PROBLEM
Wherever the string "Psychology" occurs in a line of these records, report that line.

Dataset entries
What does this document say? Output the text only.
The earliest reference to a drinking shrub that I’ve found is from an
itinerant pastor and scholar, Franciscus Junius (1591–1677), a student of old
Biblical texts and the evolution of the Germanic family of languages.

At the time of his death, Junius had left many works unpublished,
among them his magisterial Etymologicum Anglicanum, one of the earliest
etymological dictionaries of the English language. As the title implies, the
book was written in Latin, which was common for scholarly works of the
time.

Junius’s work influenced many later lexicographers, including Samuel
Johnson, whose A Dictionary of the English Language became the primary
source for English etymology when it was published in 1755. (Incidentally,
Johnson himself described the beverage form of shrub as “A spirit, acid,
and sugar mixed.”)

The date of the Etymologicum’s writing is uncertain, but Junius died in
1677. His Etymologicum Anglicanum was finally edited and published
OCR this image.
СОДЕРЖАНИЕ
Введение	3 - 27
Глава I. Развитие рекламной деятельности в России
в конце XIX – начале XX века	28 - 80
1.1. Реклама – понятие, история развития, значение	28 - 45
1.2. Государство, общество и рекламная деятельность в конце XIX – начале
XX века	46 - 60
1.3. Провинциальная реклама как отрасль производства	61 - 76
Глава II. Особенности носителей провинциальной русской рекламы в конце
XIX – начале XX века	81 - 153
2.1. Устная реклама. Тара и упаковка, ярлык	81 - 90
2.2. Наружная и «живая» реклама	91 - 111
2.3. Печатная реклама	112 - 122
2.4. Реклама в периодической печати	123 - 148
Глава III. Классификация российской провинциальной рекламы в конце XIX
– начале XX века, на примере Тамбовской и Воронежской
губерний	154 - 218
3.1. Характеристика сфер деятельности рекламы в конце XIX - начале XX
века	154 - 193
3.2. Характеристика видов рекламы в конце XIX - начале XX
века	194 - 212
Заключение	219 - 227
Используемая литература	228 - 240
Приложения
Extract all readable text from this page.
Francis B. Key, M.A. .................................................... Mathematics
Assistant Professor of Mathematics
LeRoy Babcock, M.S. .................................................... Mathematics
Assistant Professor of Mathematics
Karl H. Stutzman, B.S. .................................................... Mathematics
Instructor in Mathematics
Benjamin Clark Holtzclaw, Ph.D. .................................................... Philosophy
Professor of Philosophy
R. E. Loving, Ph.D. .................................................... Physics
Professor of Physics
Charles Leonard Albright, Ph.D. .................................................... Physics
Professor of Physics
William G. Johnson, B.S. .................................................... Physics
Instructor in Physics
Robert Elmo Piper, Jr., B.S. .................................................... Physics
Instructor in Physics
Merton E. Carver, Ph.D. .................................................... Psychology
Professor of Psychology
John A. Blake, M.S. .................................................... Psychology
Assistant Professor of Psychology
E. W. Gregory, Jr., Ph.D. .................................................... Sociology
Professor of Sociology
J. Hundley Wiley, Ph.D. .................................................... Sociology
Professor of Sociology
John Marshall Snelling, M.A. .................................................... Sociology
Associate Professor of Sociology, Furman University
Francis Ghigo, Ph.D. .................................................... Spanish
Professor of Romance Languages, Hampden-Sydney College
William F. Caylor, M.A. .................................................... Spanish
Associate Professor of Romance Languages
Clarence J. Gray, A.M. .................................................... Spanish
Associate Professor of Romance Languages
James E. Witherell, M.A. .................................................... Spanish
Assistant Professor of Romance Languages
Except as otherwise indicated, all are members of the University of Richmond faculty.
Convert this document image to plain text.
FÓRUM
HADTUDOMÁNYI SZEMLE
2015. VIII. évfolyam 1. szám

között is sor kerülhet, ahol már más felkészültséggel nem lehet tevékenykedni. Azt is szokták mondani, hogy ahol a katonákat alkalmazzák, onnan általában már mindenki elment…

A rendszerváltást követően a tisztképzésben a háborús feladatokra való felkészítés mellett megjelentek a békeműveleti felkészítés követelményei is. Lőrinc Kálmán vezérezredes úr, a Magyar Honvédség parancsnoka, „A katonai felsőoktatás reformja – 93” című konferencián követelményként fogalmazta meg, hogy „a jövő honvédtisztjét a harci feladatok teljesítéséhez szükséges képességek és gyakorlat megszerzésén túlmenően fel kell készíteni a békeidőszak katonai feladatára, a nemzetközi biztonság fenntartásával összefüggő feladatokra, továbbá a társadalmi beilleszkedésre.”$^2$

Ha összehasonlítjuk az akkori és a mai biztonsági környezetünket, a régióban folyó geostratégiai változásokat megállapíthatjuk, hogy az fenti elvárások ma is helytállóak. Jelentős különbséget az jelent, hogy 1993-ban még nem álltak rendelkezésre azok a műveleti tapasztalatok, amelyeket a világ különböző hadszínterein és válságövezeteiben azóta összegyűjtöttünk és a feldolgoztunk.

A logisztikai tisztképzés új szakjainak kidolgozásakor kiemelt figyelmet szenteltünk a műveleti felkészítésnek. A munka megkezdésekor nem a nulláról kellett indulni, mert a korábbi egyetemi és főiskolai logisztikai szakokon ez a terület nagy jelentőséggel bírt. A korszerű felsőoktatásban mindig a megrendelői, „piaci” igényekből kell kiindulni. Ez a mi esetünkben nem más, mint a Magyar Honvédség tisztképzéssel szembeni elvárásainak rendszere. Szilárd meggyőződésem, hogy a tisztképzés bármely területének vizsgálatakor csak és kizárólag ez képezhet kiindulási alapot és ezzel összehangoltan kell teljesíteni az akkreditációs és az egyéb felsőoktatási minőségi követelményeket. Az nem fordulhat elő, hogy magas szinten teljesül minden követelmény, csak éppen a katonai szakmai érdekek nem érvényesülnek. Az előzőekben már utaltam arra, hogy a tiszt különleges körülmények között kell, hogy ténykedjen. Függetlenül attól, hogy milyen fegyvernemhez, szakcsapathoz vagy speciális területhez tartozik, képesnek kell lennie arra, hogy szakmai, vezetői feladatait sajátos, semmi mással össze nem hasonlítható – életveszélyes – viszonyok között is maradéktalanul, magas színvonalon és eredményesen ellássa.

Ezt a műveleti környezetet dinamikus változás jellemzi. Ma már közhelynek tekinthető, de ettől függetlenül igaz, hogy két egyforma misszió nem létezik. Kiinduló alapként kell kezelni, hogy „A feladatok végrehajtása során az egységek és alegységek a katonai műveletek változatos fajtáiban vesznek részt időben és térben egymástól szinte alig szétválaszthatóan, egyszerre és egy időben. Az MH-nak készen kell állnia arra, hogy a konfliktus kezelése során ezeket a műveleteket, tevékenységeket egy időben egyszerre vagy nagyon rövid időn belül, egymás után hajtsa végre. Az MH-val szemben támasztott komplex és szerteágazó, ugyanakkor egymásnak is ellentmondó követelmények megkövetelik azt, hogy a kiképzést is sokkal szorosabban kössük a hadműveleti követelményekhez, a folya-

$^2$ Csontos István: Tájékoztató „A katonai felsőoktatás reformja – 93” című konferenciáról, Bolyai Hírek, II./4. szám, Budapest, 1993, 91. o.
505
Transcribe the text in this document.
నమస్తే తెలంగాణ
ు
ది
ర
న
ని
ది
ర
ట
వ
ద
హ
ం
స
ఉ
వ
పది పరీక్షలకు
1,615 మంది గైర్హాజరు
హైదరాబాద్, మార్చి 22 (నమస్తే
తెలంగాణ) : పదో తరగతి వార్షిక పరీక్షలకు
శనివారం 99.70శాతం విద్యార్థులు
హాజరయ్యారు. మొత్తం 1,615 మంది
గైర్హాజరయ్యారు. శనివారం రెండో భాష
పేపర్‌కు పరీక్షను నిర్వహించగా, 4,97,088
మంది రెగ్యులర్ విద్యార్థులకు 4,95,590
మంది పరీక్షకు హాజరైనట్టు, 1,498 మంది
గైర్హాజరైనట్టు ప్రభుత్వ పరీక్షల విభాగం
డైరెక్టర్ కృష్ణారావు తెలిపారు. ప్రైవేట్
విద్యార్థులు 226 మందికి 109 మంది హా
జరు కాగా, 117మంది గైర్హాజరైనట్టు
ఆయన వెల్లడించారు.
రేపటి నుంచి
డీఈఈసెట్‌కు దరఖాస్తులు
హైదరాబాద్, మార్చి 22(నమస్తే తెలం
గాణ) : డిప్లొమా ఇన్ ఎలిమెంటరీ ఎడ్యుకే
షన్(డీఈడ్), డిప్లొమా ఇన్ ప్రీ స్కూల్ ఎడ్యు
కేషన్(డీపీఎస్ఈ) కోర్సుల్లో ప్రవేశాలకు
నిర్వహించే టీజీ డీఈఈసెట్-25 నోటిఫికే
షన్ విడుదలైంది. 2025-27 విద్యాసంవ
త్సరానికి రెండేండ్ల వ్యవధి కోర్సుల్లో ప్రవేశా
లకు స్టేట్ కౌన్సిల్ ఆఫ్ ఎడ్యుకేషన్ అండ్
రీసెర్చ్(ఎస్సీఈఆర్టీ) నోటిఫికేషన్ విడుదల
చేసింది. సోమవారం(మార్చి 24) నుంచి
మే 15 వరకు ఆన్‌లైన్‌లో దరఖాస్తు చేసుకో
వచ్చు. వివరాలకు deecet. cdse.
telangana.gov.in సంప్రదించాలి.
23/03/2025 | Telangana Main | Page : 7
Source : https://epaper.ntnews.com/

SOLUTION TO THIS TASK
Merton E. Carver, Ph.D. .................................................... Psychology
Professor of Psychology
John A. Blake, M.S. .................................................... Psychology
Assistant Professor of Psychology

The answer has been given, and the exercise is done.